- _Problem description_:
Write out all of the lines below, exactly and completely.
##############################
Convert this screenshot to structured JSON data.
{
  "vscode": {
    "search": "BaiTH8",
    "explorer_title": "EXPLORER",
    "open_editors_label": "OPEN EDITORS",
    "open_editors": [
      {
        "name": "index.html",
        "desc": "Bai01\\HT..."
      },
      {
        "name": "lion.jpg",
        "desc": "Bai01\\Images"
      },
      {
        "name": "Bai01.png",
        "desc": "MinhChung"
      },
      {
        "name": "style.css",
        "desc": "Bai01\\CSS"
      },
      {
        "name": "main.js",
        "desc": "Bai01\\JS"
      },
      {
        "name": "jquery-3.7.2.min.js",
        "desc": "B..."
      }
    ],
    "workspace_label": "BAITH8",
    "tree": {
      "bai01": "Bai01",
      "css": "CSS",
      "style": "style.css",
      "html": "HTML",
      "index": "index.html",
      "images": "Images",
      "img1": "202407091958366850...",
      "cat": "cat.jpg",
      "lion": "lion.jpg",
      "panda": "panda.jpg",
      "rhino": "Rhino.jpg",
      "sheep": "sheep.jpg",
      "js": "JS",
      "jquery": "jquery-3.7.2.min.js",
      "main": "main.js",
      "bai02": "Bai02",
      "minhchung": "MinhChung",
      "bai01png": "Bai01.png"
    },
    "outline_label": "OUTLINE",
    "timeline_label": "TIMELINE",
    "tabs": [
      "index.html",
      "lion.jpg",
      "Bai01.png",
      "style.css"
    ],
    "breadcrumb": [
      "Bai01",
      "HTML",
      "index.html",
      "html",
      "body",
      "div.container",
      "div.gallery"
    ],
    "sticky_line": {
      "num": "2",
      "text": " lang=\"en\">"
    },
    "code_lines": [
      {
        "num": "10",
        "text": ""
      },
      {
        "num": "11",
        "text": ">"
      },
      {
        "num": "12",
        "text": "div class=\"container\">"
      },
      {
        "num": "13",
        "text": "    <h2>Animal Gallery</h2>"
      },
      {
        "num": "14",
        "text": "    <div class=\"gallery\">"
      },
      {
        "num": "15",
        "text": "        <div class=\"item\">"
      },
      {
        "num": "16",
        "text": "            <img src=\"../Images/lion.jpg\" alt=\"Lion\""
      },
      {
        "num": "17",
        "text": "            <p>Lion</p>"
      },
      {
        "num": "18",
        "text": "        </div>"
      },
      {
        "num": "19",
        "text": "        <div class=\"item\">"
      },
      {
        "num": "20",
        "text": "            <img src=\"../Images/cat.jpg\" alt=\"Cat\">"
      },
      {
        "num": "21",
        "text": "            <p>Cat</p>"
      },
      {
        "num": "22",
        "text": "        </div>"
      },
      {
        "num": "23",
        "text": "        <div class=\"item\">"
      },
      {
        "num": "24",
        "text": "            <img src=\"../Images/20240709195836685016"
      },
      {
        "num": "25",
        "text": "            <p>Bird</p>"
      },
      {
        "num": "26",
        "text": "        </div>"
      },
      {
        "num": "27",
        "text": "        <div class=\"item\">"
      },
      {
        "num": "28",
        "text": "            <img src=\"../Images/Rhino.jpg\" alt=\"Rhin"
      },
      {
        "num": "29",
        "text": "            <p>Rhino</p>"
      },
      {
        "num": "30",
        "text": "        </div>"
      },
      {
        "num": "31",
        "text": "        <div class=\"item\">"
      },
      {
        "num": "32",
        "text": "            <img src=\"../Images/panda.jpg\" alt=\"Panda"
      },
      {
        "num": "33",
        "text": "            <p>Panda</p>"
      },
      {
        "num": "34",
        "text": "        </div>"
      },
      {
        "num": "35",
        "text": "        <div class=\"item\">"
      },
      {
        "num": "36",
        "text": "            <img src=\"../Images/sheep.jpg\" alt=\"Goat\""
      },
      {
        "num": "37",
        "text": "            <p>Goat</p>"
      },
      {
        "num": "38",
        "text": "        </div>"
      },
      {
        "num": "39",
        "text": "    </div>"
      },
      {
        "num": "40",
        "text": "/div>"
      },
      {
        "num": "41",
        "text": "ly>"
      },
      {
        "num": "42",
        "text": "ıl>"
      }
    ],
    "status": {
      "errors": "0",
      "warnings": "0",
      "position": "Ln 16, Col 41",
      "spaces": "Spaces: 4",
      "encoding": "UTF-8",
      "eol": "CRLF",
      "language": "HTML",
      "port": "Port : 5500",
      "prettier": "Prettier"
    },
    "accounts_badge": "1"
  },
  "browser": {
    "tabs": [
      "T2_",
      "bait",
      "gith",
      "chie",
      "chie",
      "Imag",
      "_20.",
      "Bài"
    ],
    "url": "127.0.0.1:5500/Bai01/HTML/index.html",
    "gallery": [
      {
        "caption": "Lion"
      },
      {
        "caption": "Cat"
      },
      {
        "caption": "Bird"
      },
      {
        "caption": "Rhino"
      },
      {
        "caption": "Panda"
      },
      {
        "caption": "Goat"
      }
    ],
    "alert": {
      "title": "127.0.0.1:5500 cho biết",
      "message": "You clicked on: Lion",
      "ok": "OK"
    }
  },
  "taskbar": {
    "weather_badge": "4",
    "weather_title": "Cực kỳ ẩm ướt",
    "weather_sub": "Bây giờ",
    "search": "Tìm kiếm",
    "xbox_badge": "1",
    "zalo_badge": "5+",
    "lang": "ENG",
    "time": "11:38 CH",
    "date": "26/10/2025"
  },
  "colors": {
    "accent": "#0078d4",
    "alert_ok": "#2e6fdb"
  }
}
##############################
- _Final result_:
Convert this screenshot to structured JSON data.
{
  "vscode": {
    "search": "BaiTH8",
    "explorer_title": "EXPLORER",
    "open_editors_label": "OPEN EDITORS",
    "open_editors": [
      {
        "name": "index.html",
        "desc": "Bai01\\HT..."
      },
      {
        "name": "lion.jpg",
        "desc": "Bai01\\Images"
      },
      {
        "name": "Bai01.png",
        "desc": "MinhChung"
      },
      {
        "name": "style.css",
        "desc": "Bai01\\CSS"
      },
      {
        "name": "main.js",
        "desc": "Bai01\\JS"
      },
      {
        "name": "jquery-3.7.2.min.js",
        "desc": "B..."
      }
    ],
    "workspace_label": "BAITH8",
    "tree": {
      "bai01": "Bai01",
      "css": "CSS",
      "style": "style.css",
      "html": "HTML",
      "index": "index.html",
      "images": "Images",
      "img1": "202407091958366850...",
      "cat": "cat.jpg",
      "lion": "lion.jpg",
      "panda": "panda.jpg",
      "rhino": "Rhino.jpg",
      "sheep": "sheep.jpg",
      "js": "JS",
      "jquery": "jquery-3.7.2.min.js",
      "main": "main.js",
      "bai02": "Bai02",
      "minhchung": "MinhChung",
      "bai01png": "Bai01.png"
    },
    "outline_label": "OUTLINE",
    "timeline_label": "TIMELINE",
    "tabs": [
      "index.html",
      "lion.jpg",
      "Bai01.png",
      "style.css"
    ],
    "breadcrumb": [
      "Bai01",
      "HTML",
      "index.html",
      "html",
      "body",
      "div.container",
      "div.gallery"
    ],
    "sticky_line": {
      "num": "2",
      "text": " lang=\"en\">"
    },
    "code_lines": [
      {
        "num": "10",
        "text": ""
      },
      {
        "num": "11",
        "text": ">"
      },
      {
        "num": "12",
        "text": "div class=\"container\">"
      },
      {
        "num": "13",
        "text": "    <h2>Animal Gallery</h2>"
      },
      {
        "num": "14",
        "text": "    <div class=\"gallery\">"
      },
      {
        "num": "15",
        "text": "        <div class=\"item\">"
      },
      {
        "num": "16",
        "text": "            <img src=\"../Images/lion.jpg\" alt=\"Lion\""
      },
      {
        "num": "17",
        "text": "            <p>Lion</p>"
      },
      {
        "num": "18",
        "text": "        </div>"
      },
      {
        "num": "19",
        "text": "        <div class=\"item\">"
      },
      {
        "num": "20",
        "text": "            <img src=\"../Images/cat.jpg\" alt=\"Cat\">"
      },
      {
        "num": "21",
        "text": "            <p>Cat</p>"
      },
      {
        "num": "22",
        "text": "        </div>"
      },
      {
        "num": "23",
        "text": "        <div class=\"item\">"
      },
      {
        "num": "24",
        "text": "            <img src=\"../Images/20240709195836685016"
      },
      {
        "num": "25",
        "text": "            <p>Bird</p>"
      },
      {
        "num": "26",
        "text": "        </div>"
      },
      {
        "num": "27",
        "text": "        <div class=\"item\">"
      },
      {
        "num": "28",
        "text": "            <img src=\"../Images/Rhino.jpg\" alt=\"Rhin"
      },
      {
        "num": "29",
        "text": "            <p>Rhino</p>"
      },
      {
        "num": "30",
        "text": "        </div>"
      },
      {
        "num": "31",
        "text": "        <div class=\"item\">"
      },
      {
        "num": "32",
        "text": "            <img src=\"../Images/panda.jpg\" alt=\"Panda"
      },
      {
        "num": "33",
        "text": "            <p>Panda</p>"
      },
      {
        "num": "34",
        "text": "        </div>"
      },
      {
        "num": "35",
        "text": "        <div class=\"item\">"
      },
      {
        "num": "36",
        "text": "            <img src=\"../Images/sheep.jpg\" alt=\"Goat\""
      },
      {
        "num": "37",
        "text": "            <p>Goat</p>"
      },
      {
        "num": "38",
        "text": "        </div>"
      },
      {
        "num": "39",
        "text": "    </div>"
      },
      {
        "num": "40",
        "text": "/div>"
      },
      {
        "num": "41",
        "text": "ly>"
      },
      {
        "num": "42",
        "text": "ıl>"
      }
    ],
    "status": {
      "errors": "0",
      "warnings": "0",
      "position": "Ln 16, Col 41",
      "spaces": "Spaces: 4",
      "encoding": "UTF-8",
      "eol": "CRLF",
      "language": "HTML",
      "port": "Port : 5500",
      "prettier": "Prettier"
    },
    "accounts_badge": "1"
  },
  "browser": {
    "tabs": [
      "T2_",
      "bait",
      "gith",
      "chie",
      "chie",
      "Imag",
      "_20.",
      "Bài"
    ],
    "url": "127.0.0.1:5500/Bai01/HTML/index.html",
    "gallery": [
      {
        "caption": "Lion"
      },
      {
        "caption": "Cat"
      },
      {
        "caption": "Bird"
      },
      {
        "caption": "Rhino"
      },
      {
        "caption": "Panda"
      },
      {
        "caption": "Goat"
      }
    ],
    "alert": {
      "title": "127.0.0.1:5500 cho biết",
      "message": "You clicked on: Lion",
      "ok": "OK"
    }
  },
  "taskbar": {
    "weather_badge": "4",
    "weather_title": "Cực kỳ ẩm ướt",
    "weather_sub": "Bây giờ",
    "search": "Tìm kiếm",
    "xbox_badge": "1",
    "zalo_badge": "5+",
    "lang": "ENG",
    "time": "11:38 CH",
    "date": "26/10/2025"
  },
  "colors": {
    "accent": "#0078d4",
    "alert_ok": "#2e6fdb"
  }
}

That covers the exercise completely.